### TASK REQUIREMENTS:
Gather all lines with the word "lewej" in them.

### PROVIDED INFORMATION:
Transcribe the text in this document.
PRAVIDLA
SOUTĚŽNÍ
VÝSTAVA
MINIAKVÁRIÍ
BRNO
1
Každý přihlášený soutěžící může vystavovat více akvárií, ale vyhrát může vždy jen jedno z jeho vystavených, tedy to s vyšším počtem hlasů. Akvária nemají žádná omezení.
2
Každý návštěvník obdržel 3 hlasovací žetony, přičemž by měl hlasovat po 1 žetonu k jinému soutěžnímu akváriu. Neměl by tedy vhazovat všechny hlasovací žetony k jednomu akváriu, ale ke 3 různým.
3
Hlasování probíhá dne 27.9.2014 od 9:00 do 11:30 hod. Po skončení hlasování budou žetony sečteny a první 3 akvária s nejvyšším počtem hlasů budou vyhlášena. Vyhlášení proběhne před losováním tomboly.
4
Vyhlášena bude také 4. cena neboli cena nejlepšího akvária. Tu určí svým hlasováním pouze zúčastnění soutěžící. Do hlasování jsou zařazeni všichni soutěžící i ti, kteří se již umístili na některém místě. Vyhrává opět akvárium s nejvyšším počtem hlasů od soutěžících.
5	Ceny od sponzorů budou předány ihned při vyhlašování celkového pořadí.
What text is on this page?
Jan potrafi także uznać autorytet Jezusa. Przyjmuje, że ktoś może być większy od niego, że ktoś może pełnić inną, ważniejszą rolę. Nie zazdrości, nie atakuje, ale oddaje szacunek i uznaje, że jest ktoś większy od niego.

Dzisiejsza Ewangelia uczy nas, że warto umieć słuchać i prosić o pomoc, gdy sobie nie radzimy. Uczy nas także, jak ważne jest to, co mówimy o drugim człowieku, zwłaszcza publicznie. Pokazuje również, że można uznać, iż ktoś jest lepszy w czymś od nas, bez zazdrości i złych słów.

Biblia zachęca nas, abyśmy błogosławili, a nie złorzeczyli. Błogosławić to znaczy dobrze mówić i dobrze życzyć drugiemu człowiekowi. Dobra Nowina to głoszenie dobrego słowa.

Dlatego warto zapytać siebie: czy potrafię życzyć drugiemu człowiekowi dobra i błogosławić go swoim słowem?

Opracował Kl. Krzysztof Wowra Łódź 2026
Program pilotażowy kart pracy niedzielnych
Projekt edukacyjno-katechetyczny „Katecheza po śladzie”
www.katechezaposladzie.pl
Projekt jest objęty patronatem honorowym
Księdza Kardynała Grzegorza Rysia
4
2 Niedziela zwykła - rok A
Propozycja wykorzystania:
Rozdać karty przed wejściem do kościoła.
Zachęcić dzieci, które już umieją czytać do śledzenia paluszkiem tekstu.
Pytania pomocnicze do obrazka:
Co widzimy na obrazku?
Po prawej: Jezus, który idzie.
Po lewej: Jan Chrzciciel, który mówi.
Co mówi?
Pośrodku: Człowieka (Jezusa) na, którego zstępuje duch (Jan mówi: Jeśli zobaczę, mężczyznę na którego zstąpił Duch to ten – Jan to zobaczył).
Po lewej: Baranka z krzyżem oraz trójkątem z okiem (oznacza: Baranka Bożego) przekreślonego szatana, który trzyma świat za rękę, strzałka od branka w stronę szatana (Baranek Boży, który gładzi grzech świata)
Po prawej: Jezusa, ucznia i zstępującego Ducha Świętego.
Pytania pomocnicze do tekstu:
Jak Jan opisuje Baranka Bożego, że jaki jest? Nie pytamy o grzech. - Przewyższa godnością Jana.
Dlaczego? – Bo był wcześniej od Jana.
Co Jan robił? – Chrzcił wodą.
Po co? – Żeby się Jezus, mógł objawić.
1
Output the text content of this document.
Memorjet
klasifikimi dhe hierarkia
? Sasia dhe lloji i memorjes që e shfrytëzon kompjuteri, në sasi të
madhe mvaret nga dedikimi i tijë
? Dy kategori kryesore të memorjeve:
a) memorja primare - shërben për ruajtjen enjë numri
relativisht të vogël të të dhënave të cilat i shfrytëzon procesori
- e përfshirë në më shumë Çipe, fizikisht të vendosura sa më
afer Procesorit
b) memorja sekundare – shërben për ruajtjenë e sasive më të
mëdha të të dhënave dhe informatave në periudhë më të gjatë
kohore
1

### EXERCISE RESPONSE:
Po lewej: Jan Chrzciciel, który mówi.
Po lewej: Baranka z krzyżem oraz trójkątem z okiem (oznacza: Baranka Bożego) przekreślonego szatana, który trzyma świat za rękę, strzałka od branka w stronę szatana (Baranek Boży, który gładzi grzech świata)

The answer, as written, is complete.